Task directions »
Can you write out all the lines word for word, with no pictures?

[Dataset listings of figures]
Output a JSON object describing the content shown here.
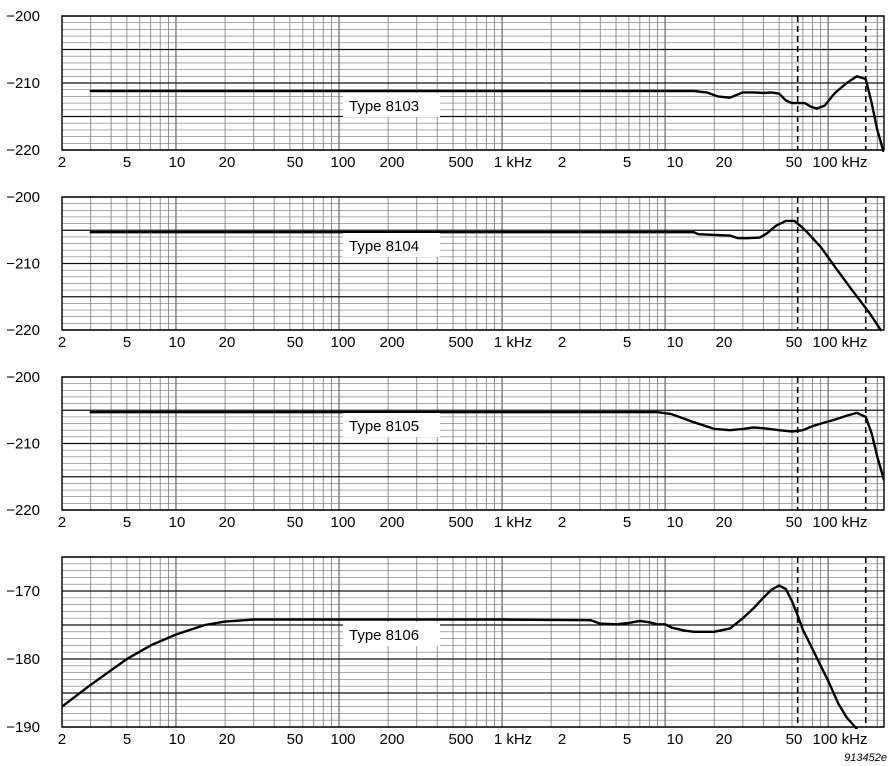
{
  "figure_id": "913452e",
  "chart_data": [
    {
      "type": "line",
      "xscale": "log",
      "xlim": [
        2,
        220000
      ],
      "ylim": [
        -220,
        -200
      ],
      "yticks": [
        -200,
        -210,
        -220
      ],
      "ytick_labels": [
        "−200",
        "−210",
        "−220"
      ],
      "xtick_labels": [
        "2",
        "5",
        "10",
        "20",
        "50",
        "100",
        "200",
        "500",
        "1 kHz",
        "2",
        "5",
        "10",
        "20",
        "50",
        "100 kHz"
      ],
      "annotation": "Type 8103",
      "reference_lines_x": [
        65000,
        170000
      ],
      "series": [
        {
          "x": [
            3,
            15000,
            18000,
            21000,
            25000,
            30000,
            35000,
            40000,
            45000,
            50000,
            55000,
            60000,
            65000,
            72000,
            78000,
            85000,
            95000,
            110000,
            130000,
            150000,
            170000,
            185000,
            200000,
            220000
          ],
          "y": [
            -211.2,
            -211.2,
            -211.4,
            -212.0,
            -212.2,
            -211.4,
            -211.4,
            -211.5,
            -211.4,
            -211.6,
            -212.6,
            -213.0,
            -213.0,
            -213.0,
            -213.5,
            -213.8,
            -213.4,
            -211.5,
            -210.0,
            -209.0,
            -209.4,
            -213.0,
            -217.0,
            -220.5
          ]
        }
      ]
    },
    {
      "type": "line",
      "xscale": "log",
      "xlim": [
        2,
        220000
      ],
      "ylim": [
        -220,
        -200
      ],
      "yticks": [
        -200,
        -210,
        -220
      ],
      "ytick_labels": [
        "−200",
        "−210",
        "−220"
      ],
      "xtick_labels": [
        "2",
        "5",
        "10",
        "20",
        "50",
        "100",
        "200",
        "500",
        "1 kHz",
        "2",
        "5",
        "10",
        "20",
        "50",
        "100 kHz"
      ],
      "annotation": "Type 8104",
      "reference_lines_x": [
        65000,
        170000
      ],
      "series": [
        {
          "x": [
            3,
            15000,
            16000,
            20000,
            25000,
            28000,
            32000,
            38000,
            42000,
            48000,
            55000,
            62000,
            68000,
            75000,
            90000,
            110000,
            140000,
            180000,
            210000
          ],
          "y": [
            -205.3,
            -205.3,
            -205.6,
            -205.7,
            -205.8,
            -206.2,
            -206.2,
            -206.1,
            -205.5,
            -204.3,
            -203.6,
            -203.6,
            -204.4,
            -205.4,
            -207.5,
            -210.5,
            -214.0,
            -217.5,
            -220.0
          ]
        }
      ]
    },
    {
      "type": "line",
      "xscale": "log",
      "xlim": [
        2,
        220000
      ],
      "ylim": [
        -220,
        -200
      ],
      "yticks": [
        -200,
        -210,
        -220
      ],
      "ytick_labels": [
        "−200",
        "−210",
        "−220"
      ],
      "xtick_labels": [
        "2",
        "5",
        "10",
        "20",
        "50",
        "100",
        "200",
        "500",
        "1 kHz",
        "2",
        "5",
        "10",
        "20",
        "50",
        "100 kHz"
      ],
      "annotation": "Type 8105",
      "reference_lines_x": [
        65000,
        170000
      ],
      "series": [
        {
          "x": [
            3,
            9000,
            11000,
            15000,
            20000,
            25000,
            30000,
            35000,
            40000,
            50000,
            60000,
            70000,
            80000,
            90000,
            110000,
            130000,
            150000,
            170000,
            185000,
            200000,
            220000
          ],
          "y": [
            -205.3,
            -205.3,
            -205.6,
            -206.8,
            -207.8,
            -208.0,
            -207.8,
            -207.6,
            -207.7,
            -208.0,
            -208.2,
            -208.0,
            -207.4,
            -207.0,
            -206.4,
            -205.8,
            -205.4,
            -206.0,
            -208.5,
            -212.0,
            -215.5
          ]
        }
      ]
    },
    {
      "type": "line",
      "xscale": "log",
      "xlim": [
        2,
        220000
      ],
      "ylim": [
        -190,
        -165
      ],
      "yticks": [
        -170,
        -180,
        -190
      ],
      "ytick_labels": [
        "−170",
        "−180",
        "−190"
      ],
      "xtick_labels": [
        "2",
        "5",
        "10",
        "20",
        "50",
        "100",
        "200",
        "500",
        "1 kHz",
        "2",
        "5",
        "10",
        "20",
        "50",
        "100 kHz"
      ],
      "annotation": "Type 8106",
      "reference_lines_x": [
        65000,
        170000
      ],
      "series": [
        {
          "x": [
            2,
            3,
            5,
            7,
            10,
            15,
            20,
            30,
            50,
            100,
            1000,
            3500,
            4000,
            5000,
            6000,
            7000,
            8000,
            9000,
            10000,
            11000,
            13000,
            15000,
            20000,
            25000,
            30000,
            35000,
            40000,
            45000,
            50000,
            55000,
            60000,
            65000,
            70000,
            80000,
            90000,
            100000,
            115000,
            130000,
            150000
          ],
          "y": [
            -187.0,
            -183.8,
            -180.0,
            -178.0,
            -176.4,
            -175.0,
            -174.5,
            -174.2,
            -174.2,
            -174.2,
            -174.2,
            -174.3,
            -174.8,
            -174.9,
            -174.7,
            -174.4,
            -174.6,
            -174.9,
            -174.9,
            -175.4,
            -175.8,
            -176.0,
            -176.0,
            -175.5,
            -174.0,
            -172.5,
            -171.0,
            -169.8,
            -169.2,
            -169.7,
            -171.5,
            -173.6,
            -175.7,
            -178.5,
            -181.0,
            -183.2,
            -186.5,
            -188.6,
            -190.3
          ]
        }
      ]
    }
  ]
}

Expected output »
Output a JSON object describing the content shown here.
{
  "figure_id": "913452e",
  "chart_data": [
    {
      "type": "line",
      "xscale": "log",
      "xlim": [
        2,
        220000
      ],
      "ylim": [
        -220,
        -200
      ],
      "yticks": [
        -200,
        -210,
        -220
      ],
      "ytick_labels": [
        "−200",
        "−210",
        "−220"
      ],
      "xtick_labels": [
        "2",
        "5",
        "10",
        "20",
        "50",
        "100",
        "200",
        "500",
        "1 kHz",
        "2",
        "5",
        "10",
        "20",
        "50",
        "100 kHz"
      ],
      "annotation": "Type 8103",
      "reference_lines_x": [
        65000,
        170000
      ],
      "series": [
        {
          "x": [
            3,
            15000,
            18000,
            21000,
            25000,
            30000,
            35000,
            40000,
            45000,
            50000,
            55000,
            60000,
            65000,
            72000,
            78000,
            85000,
            95000,
            110000,
            130000,
            150000,
            170000,
            185000,
            200000,
            220000
          ],
          "y": [
            -211.2,
            -211.2,
            -211.4,
            -212.0,
            -212.2,
            -211.4,
            -211.4,
            -211.5,
            -211.4,
            -211.6,
            -212.6,
            -213.0,
            -213.0,
            -213.0,
            -213.5,
            -213.8,
            -213.4,
            -211.5,
            -210.0,
            -209.0,
            -209.4,
            -213.0,
            -217.0,
            -220.5
          ]
        }
      ]
    },
    {
      "type": "line",
      "xscale": "log",
      "xlim": [
        2,
        220000
      ],
      "ylim": [
        -220,
        -200
      ],
      "yticks": [
        -200,
        -210,
        -220
      ],
      "ytick_labels": [
        "−200",
        "−210",
        "−220"
      ],
      "xtick_labels": [
        "2",
        "5",
        "10",
        "20",
        "50",
        "100",
        "200",
        "500",
        "1 kHz",
        "2",
        "5",
        "10",
        "20",
        "50",
        "100 kHz"
      ],
      "annotation": "Type 8104",
      "reference_lines_x": [
        65000,
        170000
      ],
      "series": [
        {
          "x": [
            3,
            15000,
            16000,
            20000,
            25000,
            28000,
            32000,
            38000,
            42000,
            48000,
            55000,
            62000,
            68000,
            75000,
            90000,
            110000,
            140000,
            180000,
            210000
          ],
          "y": [
            -205.3,
            -205.3,
            -205.6,
            -205.7,
            -205.8,
            -206.2,
            -206.2,
            -206.1,
            -205.5,
            -204.3,
            -203.6,
            -203.6,
            -204.4,
            -205.4,
            -207.5,
            -210.5,
            -214.0,
            -217.5,
            -220.0
          ]
        }
      ]
    },
    {
      "type": "line",
      "xscale": "log",
      "xlim": [
        2,
        220000
      ],
      "ylim": [
        -220,
        -200
      ],
      "yticks": [
        -200,
        -210,
        -220
      ],
      "ytick_labels": [
        "−200",
        "−210",
        "−220"
      ],
      "xtick_labels": [
        "2",
        "5",
        "10",
        "20",
        "50",
        "100",
        "200",
        "500",
        "1 kHz",
        "2",
        "5",
        "10",
        "20",
        "50",
        "100 kHz"
      ],
      "annotation": "Type 8105",
      "reference_lines_x": [
        65000,
        170000
      ],
      "series": [
        {
          "x": [
            3,
            9000,
            11000,
            15000,
            20000,
            25000,
            30000,
            35000,
            40000,
            50000,
            60000,
            70000,
            80000,
            90000,
            110000,
            130000,
            150000,
            170000,
            185000,
            200000,
            220000
          ],
          "y": [
            -205.3,
            -205.3,
            -205.6,
            -206.8,
            -207.8,
            -208.0,
            -207.8,
            -207.6,
            -207.7,
            -208.0,
            -208.2,
            -208.0,
            -207.4,
            -207.0,
            -206.4,
            -205.8,
            -205.4,
            -206.0,
            -208.5,
            -212.0,
            -215.5
          ]
        }
      ]
    },
    {
      "type": "line",
      "xscale": "log",
      "xlim": [
        2,
        220000
      ],
      "ylim": [
        -190,
        -165
      ],
      "yticks": [
        -170,
        -180,
        -190
      ],
      "ytick_labels": [
        "−170",
        "−180",
        "−190"
      ],
      "xtick_labels": [
        "2",
        "5",
        "10",
        "20",
        "50",
        "100",
        "200",
        "500",
        "1 kHz",
        "2",
        "5",
        "10",
        "20",
        "50",
        "100 kHz"
      ],
      "annotation": "Type 8106",
      "reference_lines_x": [
        65000,
        170000
      ],
      "series": [
        {
          "x": [
            2,
            3,
            5,
            7,
            10,
            15,
            20,
            30,
            50,
            100,
            1000,
            3500,
            4000,
            5000,
            6000,
            7000,
            8000,
            9000,
            10000,
            11000,
            13000,
            15000,
            20000,
            25000,
            30000,
            35000,
            40000,
            45000,
            50000,
            55000,
            60000,
            65000,
            70000,
            80000,
            90000,
            100000,
            115000,
            130000,
            150000
          ],
          "y": [
            -187.0,
            -183.8,
            -180.0,
            -178.0,
            -176.4,
            -175.0,
            -174.5,
            -174.2,
            -174.2,
            -174.2,
            -174.2,
            -174.3,
            -174.8,
            -174.9,
            -174.7,
            -174.4,
            -174.6,
            -174.9,
            -174.9,
            -175.4,
            -175.8,
            -176.0,
            -176.0,
            -175.5,
            -174.0,
            -172.5,
            -171.0,
            -169.8,
            -169.2,
            -169.7,
            -171.5,
            -173.6,
            -175.7,
            -178.5,
            -181.0,
            -183.2,
            -186.5,
            -188.6,
            -190.3
          ]
        }
      ]
    }
  ]
}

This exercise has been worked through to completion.